■ **Task**
Go through the data below and gather each line containing "หารงานท".

§ §

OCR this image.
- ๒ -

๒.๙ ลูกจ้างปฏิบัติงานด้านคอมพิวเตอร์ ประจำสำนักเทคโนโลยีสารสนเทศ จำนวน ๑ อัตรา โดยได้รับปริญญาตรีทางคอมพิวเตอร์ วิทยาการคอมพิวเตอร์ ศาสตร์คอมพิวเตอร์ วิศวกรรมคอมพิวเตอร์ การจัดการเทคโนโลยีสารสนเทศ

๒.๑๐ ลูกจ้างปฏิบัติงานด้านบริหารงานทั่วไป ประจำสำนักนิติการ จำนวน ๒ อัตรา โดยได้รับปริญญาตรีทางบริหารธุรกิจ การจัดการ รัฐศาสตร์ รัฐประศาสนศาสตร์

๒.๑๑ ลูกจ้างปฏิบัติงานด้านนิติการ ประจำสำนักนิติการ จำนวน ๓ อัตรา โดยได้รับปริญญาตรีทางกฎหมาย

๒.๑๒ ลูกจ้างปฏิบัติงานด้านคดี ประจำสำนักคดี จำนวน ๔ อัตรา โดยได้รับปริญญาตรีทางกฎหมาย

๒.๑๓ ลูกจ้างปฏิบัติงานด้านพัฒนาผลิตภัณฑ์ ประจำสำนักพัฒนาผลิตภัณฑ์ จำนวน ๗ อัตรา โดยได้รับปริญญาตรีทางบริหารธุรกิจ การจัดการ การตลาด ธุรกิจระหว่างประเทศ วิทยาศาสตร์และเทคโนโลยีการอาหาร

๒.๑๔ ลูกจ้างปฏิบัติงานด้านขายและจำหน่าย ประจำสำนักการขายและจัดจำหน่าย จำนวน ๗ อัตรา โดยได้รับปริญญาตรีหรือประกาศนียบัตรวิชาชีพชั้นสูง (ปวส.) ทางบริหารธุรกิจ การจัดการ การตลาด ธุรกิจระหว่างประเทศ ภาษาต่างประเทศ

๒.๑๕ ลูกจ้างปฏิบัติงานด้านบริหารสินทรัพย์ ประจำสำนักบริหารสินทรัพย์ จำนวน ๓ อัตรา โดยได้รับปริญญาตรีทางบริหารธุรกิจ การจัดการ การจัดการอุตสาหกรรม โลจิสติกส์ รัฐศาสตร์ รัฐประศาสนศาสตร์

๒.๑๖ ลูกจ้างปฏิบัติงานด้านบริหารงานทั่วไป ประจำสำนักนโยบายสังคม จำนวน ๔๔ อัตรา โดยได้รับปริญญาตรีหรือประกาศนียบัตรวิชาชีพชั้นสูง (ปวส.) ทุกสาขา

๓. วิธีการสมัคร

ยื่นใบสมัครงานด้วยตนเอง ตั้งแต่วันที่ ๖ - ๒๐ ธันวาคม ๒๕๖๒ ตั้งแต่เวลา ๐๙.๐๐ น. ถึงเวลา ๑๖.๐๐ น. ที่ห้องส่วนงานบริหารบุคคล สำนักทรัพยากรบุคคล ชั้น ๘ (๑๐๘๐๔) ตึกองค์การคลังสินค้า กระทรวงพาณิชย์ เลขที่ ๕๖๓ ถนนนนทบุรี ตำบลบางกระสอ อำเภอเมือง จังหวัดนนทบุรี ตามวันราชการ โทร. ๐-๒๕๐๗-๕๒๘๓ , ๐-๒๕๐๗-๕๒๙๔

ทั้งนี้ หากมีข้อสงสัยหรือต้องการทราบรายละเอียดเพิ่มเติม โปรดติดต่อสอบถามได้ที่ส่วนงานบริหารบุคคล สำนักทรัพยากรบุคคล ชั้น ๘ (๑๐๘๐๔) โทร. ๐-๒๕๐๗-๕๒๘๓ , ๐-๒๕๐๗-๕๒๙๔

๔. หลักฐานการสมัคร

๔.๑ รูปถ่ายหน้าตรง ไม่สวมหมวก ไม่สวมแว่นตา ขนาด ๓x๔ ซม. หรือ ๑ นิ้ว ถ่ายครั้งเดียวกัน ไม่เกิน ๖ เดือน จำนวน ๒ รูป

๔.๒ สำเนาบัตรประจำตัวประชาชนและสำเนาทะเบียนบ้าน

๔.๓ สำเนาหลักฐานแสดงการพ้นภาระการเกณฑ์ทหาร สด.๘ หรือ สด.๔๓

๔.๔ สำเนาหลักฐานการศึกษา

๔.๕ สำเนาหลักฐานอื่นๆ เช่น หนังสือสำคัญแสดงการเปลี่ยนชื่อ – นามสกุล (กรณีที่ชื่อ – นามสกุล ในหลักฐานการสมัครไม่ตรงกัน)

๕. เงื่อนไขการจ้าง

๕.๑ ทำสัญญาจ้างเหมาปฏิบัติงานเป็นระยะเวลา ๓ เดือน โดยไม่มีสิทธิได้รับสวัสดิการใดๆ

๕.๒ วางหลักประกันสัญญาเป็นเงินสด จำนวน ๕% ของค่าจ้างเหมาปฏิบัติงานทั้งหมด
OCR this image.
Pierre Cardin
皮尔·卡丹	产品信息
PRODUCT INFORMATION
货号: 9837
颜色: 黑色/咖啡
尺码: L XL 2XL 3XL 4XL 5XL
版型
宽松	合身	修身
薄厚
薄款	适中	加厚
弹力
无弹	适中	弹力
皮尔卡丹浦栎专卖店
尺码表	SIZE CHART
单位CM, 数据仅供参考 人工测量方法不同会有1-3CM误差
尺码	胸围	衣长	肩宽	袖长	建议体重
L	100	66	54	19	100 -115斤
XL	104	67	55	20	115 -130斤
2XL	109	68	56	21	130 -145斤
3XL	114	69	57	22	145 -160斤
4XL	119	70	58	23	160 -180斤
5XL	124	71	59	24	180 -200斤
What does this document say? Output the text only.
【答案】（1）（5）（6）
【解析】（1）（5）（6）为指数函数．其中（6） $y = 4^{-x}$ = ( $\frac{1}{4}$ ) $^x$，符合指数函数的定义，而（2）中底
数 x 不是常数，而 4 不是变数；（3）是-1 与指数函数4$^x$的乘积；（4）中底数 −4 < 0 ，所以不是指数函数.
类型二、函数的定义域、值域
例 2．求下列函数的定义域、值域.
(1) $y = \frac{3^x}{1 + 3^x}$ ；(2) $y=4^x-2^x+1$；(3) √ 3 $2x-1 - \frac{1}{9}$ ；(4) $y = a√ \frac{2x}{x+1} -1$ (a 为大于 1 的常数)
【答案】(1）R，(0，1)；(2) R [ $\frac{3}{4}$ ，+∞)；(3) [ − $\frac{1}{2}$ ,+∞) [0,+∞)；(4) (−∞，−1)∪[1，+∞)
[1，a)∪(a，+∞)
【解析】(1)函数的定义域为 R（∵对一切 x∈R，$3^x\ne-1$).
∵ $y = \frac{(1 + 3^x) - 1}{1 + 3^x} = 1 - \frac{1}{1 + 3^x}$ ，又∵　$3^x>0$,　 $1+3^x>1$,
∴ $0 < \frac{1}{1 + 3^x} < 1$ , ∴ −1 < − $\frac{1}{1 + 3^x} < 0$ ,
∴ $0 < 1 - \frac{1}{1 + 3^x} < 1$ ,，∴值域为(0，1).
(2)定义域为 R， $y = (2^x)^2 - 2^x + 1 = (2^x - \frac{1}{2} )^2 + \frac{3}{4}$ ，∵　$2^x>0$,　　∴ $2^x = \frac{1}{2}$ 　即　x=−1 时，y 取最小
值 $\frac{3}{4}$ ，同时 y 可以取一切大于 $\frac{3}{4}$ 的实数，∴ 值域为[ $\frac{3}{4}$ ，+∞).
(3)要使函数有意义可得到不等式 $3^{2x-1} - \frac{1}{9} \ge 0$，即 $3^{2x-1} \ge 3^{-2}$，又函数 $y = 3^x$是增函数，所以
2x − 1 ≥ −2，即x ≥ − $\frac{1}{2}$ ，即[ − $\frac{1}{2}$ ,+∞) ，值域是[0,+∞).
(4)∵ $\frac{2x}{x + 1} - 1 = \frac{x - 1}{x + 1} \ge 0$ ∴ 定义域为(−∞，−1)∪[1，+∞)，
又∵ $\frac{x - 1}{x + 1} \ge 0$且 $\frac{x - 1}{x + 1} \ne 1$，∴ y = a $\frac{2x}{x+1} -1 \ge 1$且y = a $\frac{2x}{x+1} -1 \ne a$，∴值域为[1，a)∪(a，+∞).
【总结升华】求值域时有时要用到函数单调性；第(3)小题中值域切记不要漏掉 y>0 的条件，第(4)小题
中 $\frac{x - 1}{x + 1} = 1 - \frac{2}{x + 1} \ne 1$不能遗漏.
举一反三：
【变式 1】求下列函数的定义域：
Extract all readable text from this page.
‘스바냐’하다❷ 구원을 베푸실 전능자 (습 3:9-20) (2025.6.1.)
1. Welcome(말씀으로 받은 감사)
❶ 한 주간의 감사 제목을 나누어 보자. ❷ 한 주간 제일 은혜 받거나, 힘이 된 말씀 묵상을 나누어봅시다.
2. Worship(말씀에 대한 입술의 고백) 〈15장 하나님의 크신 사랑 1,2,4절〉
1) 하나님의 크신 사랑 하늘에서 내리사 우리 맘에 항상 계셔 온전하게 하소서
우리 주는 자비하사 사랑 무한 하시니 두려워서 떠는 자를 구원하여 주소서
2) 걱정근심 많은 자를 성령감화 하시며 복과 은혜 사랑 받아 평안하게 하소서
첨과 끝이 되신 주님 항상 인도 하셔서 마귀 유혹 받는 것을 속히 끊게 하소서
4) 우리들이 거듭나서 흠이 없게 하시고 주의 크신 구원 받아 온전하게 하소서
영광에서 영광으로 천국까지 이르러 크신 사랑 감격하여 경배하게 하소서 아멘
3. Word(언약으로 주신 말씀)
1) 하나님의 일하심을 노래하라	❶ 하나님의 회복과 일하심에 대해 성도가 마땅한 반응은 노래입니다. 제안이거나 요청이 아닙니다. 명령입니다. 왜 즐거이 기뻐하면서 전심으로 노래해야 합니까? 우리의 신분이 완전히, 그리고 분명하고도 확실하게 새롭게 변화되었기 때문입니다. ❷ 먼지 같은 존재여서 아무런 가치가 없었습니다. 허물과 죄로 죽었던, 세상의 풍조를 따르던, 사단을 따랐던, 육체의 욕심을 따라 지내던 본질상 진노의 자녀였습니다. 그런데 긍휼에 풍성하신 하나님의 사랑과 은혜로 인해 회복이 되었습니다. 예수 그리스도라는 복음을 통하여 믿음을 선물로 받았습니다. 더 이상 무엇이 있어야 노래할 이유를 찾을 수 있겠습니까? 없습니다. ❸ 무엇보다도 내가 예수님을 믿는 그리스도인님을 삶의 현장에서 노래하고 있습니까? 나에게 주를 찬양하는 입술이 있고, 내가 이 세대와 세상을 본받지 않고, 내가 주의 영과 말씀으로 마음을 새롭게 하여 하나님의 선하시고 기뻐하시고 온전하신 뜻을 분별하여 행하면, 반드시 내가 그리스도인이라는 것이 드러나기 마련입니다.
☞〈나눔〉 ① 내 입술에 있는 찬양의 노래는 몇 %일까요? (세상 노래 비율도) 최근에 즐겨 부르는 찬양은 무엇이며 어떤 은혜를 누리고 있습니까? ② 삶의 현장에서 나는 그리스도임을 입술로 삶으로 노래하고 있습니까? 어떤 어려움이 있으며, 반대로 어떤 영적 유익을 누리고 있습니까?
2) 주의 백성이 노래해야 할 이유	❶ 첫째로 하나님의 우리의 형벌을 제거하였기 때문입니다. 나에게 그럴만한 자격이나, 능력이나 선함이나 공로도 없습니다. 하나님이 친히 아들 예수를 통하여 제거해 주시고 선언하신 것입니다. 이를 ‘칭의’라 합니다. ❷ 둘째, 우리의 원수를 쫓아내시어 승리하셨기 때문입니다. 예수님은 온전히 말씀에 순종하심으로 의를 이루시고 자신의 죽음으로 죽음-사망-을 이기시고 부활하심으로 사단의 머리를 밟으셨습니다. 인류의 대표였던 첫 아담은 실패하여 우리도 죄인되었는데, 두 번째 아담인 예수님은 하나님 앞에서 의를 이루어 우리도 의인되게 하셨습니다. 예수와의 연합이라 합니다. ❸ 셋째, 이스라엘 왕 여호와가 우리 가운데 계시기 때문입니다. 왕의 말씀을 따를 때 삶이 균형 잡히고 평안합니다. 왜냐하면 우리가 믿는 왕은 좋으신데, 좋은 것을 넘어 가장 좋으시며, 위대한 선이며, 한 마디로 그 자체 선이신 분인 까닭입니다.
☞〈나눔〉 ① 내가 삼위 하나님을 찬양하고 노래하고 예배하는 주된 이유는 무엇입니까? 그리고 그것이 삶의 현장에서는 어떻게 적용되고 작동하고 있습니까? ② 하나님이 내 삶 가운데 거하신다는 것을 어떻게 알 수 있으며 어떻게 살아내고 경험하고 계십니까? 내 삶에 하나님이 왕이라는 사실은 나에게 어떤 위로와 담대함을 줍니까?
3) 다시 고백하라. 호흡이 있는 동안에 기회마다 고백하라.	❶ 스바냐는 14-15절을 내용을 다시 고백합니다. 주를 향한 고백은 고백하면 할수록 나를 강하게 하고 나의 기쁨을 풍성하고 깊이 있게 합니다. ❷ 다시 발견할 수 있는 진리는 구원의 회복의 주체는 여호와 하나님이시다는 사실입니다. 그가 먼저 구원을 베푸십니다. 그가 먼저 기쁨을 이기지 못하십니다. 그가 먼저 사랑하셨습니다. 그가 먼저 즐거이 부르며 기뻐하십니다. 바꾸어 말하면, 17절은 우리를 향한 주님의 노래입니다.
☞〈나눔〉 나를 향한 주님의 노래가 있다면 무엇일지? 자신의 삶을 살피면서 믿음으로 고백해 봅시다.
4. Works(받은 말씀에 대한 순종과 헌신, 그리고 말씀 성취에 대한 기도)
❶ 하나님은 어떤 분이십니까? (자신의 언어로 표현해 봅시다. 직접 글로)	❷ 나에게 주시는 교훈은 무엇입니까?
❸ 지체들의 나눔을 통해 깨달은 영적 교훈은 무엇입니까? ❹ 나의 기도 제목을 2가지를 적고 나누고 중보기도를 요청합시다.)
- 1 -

§ §

■ **Response below**
๒.๑๐ ลูกจ้างปฏิบัติงานด้านบริหารงานทั่วไป ประจำสำนักนิติการ จำนวน ๒ อัตรา โดยได้รับปริญญาตรีทางบริหารธุรกิจ การจัดการ รัฐศาสตร์ รัฐประศาสนศาสตร์
๒.๑๖ ลูกจ้างปฏิบัติงานด้านบริหารงานทั่วไป ประจำสำนักนโยบายสังคม จำนวน ๔๔ อัตรา โดยได้รับปริญญาตรีหรือประกาศนียบัตรวิชาชีพชั้นสูง (ปวส.) ทุกสาขา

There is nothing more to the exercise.